(Stored items from a collection)
-- BEGIN --

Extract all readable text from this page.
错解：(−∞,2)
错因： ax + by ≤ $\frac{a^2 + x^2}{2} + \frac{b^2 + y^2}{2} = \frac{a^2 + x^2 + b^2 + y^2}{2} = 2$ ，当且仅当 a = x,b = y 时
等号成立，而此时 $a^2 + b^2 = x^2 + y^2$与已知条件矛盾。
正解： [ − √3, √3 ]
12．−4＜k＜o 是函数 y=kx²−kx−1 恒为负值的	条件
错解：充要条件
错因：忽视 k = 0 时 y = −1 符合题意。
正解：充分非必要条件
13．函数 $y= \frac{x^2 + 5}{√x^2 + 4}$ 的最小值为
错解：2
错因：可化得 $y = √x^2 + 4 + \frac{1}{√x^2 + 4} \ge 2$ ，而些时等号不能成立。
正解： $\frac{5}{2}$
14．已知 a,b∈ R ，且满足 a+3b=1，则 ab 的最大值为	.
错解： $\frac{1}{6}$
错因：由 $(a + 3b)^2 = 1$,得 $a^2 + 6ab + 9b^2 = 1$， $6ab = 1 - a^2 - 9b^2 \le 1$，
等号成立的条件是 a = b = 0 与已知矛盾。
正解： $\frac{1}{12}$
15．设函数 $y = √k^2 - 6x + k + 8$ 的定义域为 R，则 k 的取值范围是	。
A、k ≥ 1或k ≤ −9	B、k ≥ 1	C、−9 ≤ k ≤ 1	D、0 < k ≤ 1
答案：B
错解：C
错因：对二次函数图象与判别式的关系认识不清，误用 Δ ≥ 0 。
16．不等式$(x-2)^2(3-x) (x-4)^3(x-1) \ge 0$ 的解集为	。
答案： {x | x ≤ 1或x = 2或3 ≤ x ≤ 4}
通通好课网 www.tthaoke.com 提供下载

-- END --

WHAT THE EXERCISE ASKS: Every line above that contains the word "frac" should be reported.

SOLUTION TO THE PROBLEM:
错因： ax + by ≤ $\frac{a^2 + x^2}{2} + \frac{b^2 + y^2}{2} = \frac{a^2 + x^2 + b^2 + y^2}{2} = 2$ ，当且仅当 a = x,b = y 时
13．函数 $y= \frac{x^2 + 5}{√x^2 + 4}$ 的最小值为
错因：可化得 $y = √x^2 + 4 + \frac{1}{√x^2 + 4} \ge 2$ ，而些时等号不能成立。
正解： $\frac{5}{2}$
错解： $\frac{1}{6}$
正解： $\frac{1}{12}$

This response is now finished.